Written exercise → Wherever a line in the data below holds "Christus", copy that line.
************
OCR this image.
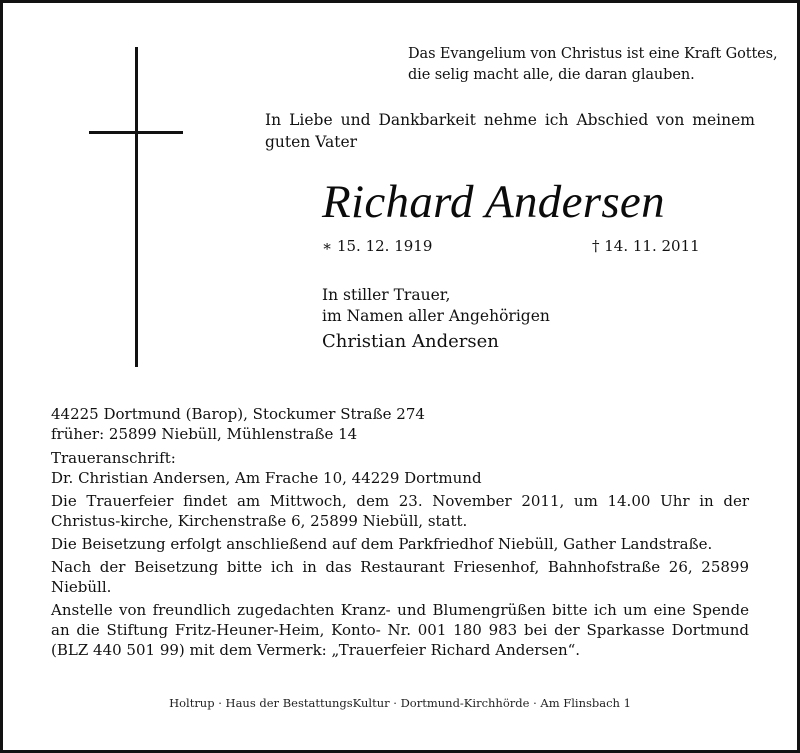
Das Evangelium von Christus ist eine Kraft Gottes,
die selig macht alle, die daran glauben.
In Liebe und Dankbarkeit nehme ich Abschied von meinem guten Vater
Richard Andersen
∗ 15. 12. 1919	† 14. 11. 2011
In stiller Trauer,
im Namen aller Angehörigen
Christian Andersen
44225 Dortmund (Barop), Stockumer Straße 274
früher: 25899 Niebüll, Mühlenstraße 14
Traueranschrift:
Dr. Christian Andersen, Am Frache 10, 44229 Dortmund
Die Trauerfeier findet am Mittwoch, dem 23. November 2011, um 14.00 Uhr in der Christus-kirche, Kirchenstraße 6, 25899 Niebüll, statt.
Die Beisetzung erfolgt anschließend auf dem Parkfriedhof Niebüll, Gather Landstraße.
Nach der Beisetzung bitte ich in das Restaurant Friesenhof, Bahnhofstraße 26, 25899 Niebüll.
Anstelle von freundlich zugedachten Kranz- und Blumengrüßen bitte ich um eine Spende an die Stiftung Fritz-Heuner-Heim, Konto- Nr. 001 180 983 bei der Sparkasse Dortmund (BLZ 440 501 99) mit dem Vermerk: „Trauerfeier Richard Andersen“.
Holtrup · Haus der BestattungsKultur · Dortmund-Kirchhörde · Am Flinsbach 1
************
Full answer →
Das Evangelium von Christus ist eine Kraft Gottes,
Die Trauerfeier findet am Mittwoch, dem 23. November 2011, um 14.00 Uhr in der Christus-kirche, Kirchenstraße 6, 25899 Niebüll, statt.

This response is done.